Stored data entries:
= = = = = = =
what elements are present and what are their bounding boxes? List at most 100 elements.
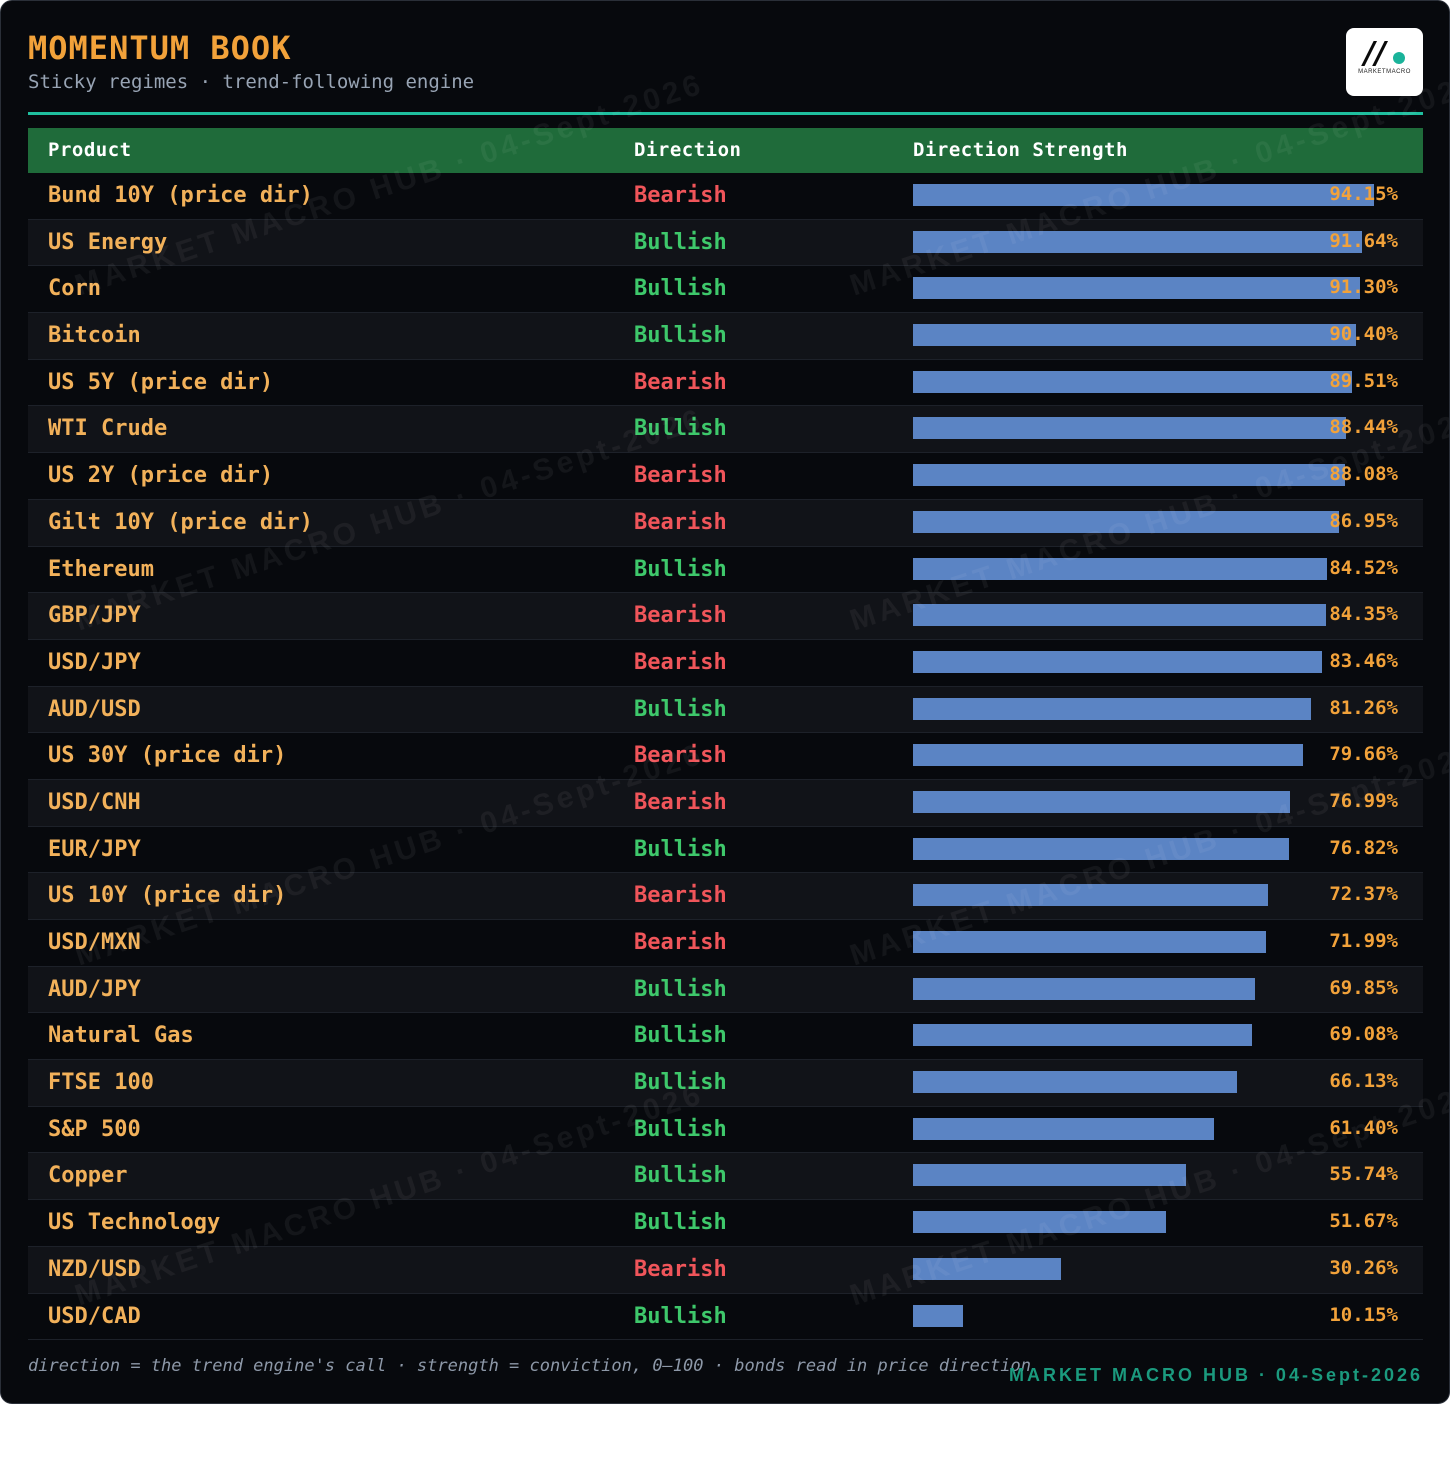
strength-value: 72.37% — [1329, 883, 1398, 906]
product-cell: Copper — [48, 1163, 128, 1189]
direction-cell: Bearish — [634, 883, 727, 909]
logo-mark-icon: // — [1364, 36, 1386, 71]
direction-cell: Bullish — [634, 696, 727, 722]
strength-bar — [913, 1257, 1062, 1280]
table-row: GBP/JPY Bearish 84.35% — [28, 593, 1423, 640]
table-row: Corn Bullish 91.30% — [28, 266, 1423, 314]
direction-cell: Bearish — [634, 509, 727, 535]
table-row: FTSE 100 Bullish 66.13% — [28, 1060, 1423, 1107]
logo-text: MARKETMACRO — [1358, 69, 1411, 75]
direction-cell: Bullish — [634, 1070, 727, 1096]
strength-bar — [913, 650, 1322, 673]
table-row: US 30Y (price dir) Bearish 79.66% — [28, 733, 1423, 780]
column-header-product: Product — [48, 139, 132, 161]
strength-value: 88.08% — [1329, 463, 1398, 486]
direction-cell: Bearish — [634, 369, 727, 395]
table-row: USD/CAD Bullish 10.15% — [28, 1294, 1423, 1341]
strength-value: 89.51% — [1329, 369, 1398, 392]
strength-bar — [913, 1024, 1252, 1047]
table-row: USD/MXN Bearish 71.99% — [28, 920, 1423, 967]
strength-value: 83.46% — [1329, 649, 1398, 672]
table-body: Bund 10Y (price dir) Bearish 94.15% US Ener… — [28, 173, 1423, 1341]
product-cell: AUD/USD — [48, 696, 141, 722]
strength-bar — [913, 1164, 1187, 1187]
direction-cell: Bearish — [634, 930, 727, 955]
table-row: EUR/JPY Bullish 76.82% — [28, 827, 1423, 874]
product-cell: AUD/JPY — [48, 976, 141, 1002]
strength-bar — [913, 604, 1327, 627]
product-cell: GBP/JPY — [48, 603, 141, 629]
strength-bar — [913, 184, 1375, 206]
product-cell: Corn — [48, 276, 101, 302]
strength-bar — [913, 417, 1347, 440]
product-cell: S&P 500 — [48, 1116, 141, 1142]
direction-cell: Bullish — [634, 276, 727, 302]
table-row: S&P 500 Bullish 61.40% — [28, 1107, 1423, 1154]
accent-divider — [28, 112, 1423, 115]
direction-cell: Bullish — [634, 556, 727, 582]
strength-bar — [913, 790, 1291, 813]
footnote: direction = the trend engine's call · st… — [28, 1356, 1032, 1376]
product-cell: USD/CNH — [48, 789, 141, 815]
product-cell: US Technology — [48, 1210, 221, 1236]
product-cell: FTSE 100 — [48, 1070, 154, 1096]
strength-bar — [913, 370, 1352, 393]
strength-bar — [913, 697, 1312, 720]
product-cell: WTI Crude — [48, 416, 168, 442]
strength-bar — [913, 324, 1356, 347]
product-cell: US 10Y (price dir) — [48, 883, 287, 909]
product-cell: US 2Y (price dir) — [48, 463, 274, 489]
table-row: USD/JPY Bearish 83.46% — [28, 640, 1423, 687]
strength-value: 76.99% — [1329, 789, 1398, 812]
strength-bar — [913, 510, 1340, 533]
strength-value: 69.08% — [1329, 1023, 1398, 1046]
page-title: MOMENTUM BOOK — [28, 29, 292, 67]
strength-value: 79.66% — [1329, 743, 1398, 766]
strength-value: 30.26% — [1329, 1256, 1398, 1279]
product-cell: USD/JPY — [48, 649, 141, 675]
table-row: AUD/USD Bullish 81.26% — [28, 686, 1423, 734]
strength-value: 61.40% — [1329, 1116, 1398, 1139]
table-row: USD/CNH Bearish 76.99% — [28, 779, 1423, 827]
product-cell: Bund 10Y (price dir) — [48, 183, 313, 208]
strength-bar — [913, 230, 1362, 253]
product-cell: NZD/USD — [48, 1256, 141, 1282]
strength-value: 51.67% — [1329, 1210, 1398, 1233]
strength-value: 90.40% — [1329, 323, 1398, 346]
strength-bar — [913, 884, 1268, 907]
product-cell: US Energy — [48, 229, 168, 255]
momentum-book-card: MARKET MACRO HUB · 04-Sept-2026 MARKET M… — [0, 0, 1450, 1404]
product-cell: US 30Y (price dir) — [48, 743, 287, 769]
column-header-direction: Direction — [634, 139, 742, 161]
table-row: Gilt 10Y (price dir) Bearish 86.95% — [28, 499, 1423, 547]
table-row: AUD/JPY Bullish 69.85% — [28, 966, 1423, 1014]
strength-value: 84.35% — [1329, 603, 1398, 626]
table-row: US Technology Bullish 51.67% — [28, 1200, 1423, 1247]
strength-value: 88.44% — [1329, 416, 1398, 439]
strength-bar — [913, 557, 1328, 580]
strength-value: 71.99% — [1329, 930, 1398, 952]
column-header-strength: Direction Strength — [913, 139, 1128, 161]
direction-cell: Bearish — [634, 1256, 727, 1282]
direction-cell: Bullish — [634, 1303, 727, 1329]
table-row: Natural Gas Bullish 69.08% — [28, 1013, 1423, 1061]
product-cell: USD/MXN — [48, 930, 141, 955]
table-row: US 10Y (price dir) Bearish 72.37% — [28, 873, 1423, 920]
strength-bar — [913, 744, 1304, 767]
product-cell: Gilt 10Y (price dir) — [48, 509, 313, 535]
strength-value: 55.74% — [1329, 1163, 1398, 1186]
direction-cell: Bearish — [634, 789, 727, 815]
direction-cell: Bullish — [634, 229, 727, 255]
strength-value: 86.95% — [1329, 509, 1398, 532]
strength-bar — [913, 464, 1345, 487]
direction-cell: Bullish — [634, 1116, 727, 1142]
table-row: US 2Y (price dir) Bearish 88.08% — [28, 453, 1423, 500]
product-cell: Bitcoin — [48, 323, 141, 349]
table-row: Bund 10Y (price dir) Bearish 94.15% — [28, 173, 1423, 220]
strength-value: 76.82% — [1329, 836, 1398, 859]
table-row: Ethereum Bullish 84.52% — [28, 547, 1423, 594]
strength-value: 91.30% — [1329, 276, 1398, 299]
strength-value: 84.52% — [1329, 556, 1398, 579]
strength-bar — [913, 1117, 1214, 1140]
direction-cell: Bearish — [634, 649, 727, 675]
= = = = = = =
**WORK REQUIRED:**
Convert the lines of the material above into a numbered list, starting with the line that contains "strength-value: 72.37% —" and going on through the line that contains "product-cell: AUD/USD — [48, 696, 141, 722]", with blank lines omitted.

**TASK RESULT:**
1. strength-value: 72.37% — [1329, 883, 1398, 906]
2. product-cell: Copper — [48, 1163, 128, 1189]
3. direction-cell: Bearish — [634, 883, 727, 909]
4. logo-mark-icon: // — [1364, 36, 1386, 71]
5. direction-cell: Bullish — [634, 696, 727, 722]
6. strength-bar — [913, 1257, 1062, 1280]
7. table-row: GBP/JPY Bearish 84.35% — [28, 593, 1423, 640]
8. table-row: Corn Bullish 91.30% — [28, 266, 1423, 314]
9. direction-cell: Bearish — [634, 509, 727, 535]
10. table-row: FTSE 100 Bullish 66.13% — [28, 1060, 1423, 1107]
11. logo-text: MARKETMACRO — [1358, 69, 1411, 75]
12. direction-cell: Bullish — [634, 1070, 727, 1096]
13. strength-bar — [913, 650, 1322, 673]
14. table-row: US 30Y (price dir) Bearish 79.66% — [28, 733, 1423, 780]
15. column-header-product: Product — [48, 139, 132, 161]
16. strength-value: 88.08% — [1329, 463, 1398, 486]
17. direction-cell: Bearish — [634, 369, 727, 395]
18. table-row: USD/CAD Bullish 10.15% — [28, 1294, 1423, 1341]
19. strength-value: 89.51% — [1329, 369, 1398, 392]
20. strength-bar — [913, 1024, 1252, 1047]
21. table-row: USD/MXN Bearish 71.99% — [28, 920, 1423, 967]
22. strength-value: 83.46% — [1329, 649, 1398, 672]
23. table-body: Bund 10Y (price dir) Bearish 94.15% US Ener… — [28, 173, 1423, 1341]
24. product-cell: AUD/USD — [48, 696, 141, 722]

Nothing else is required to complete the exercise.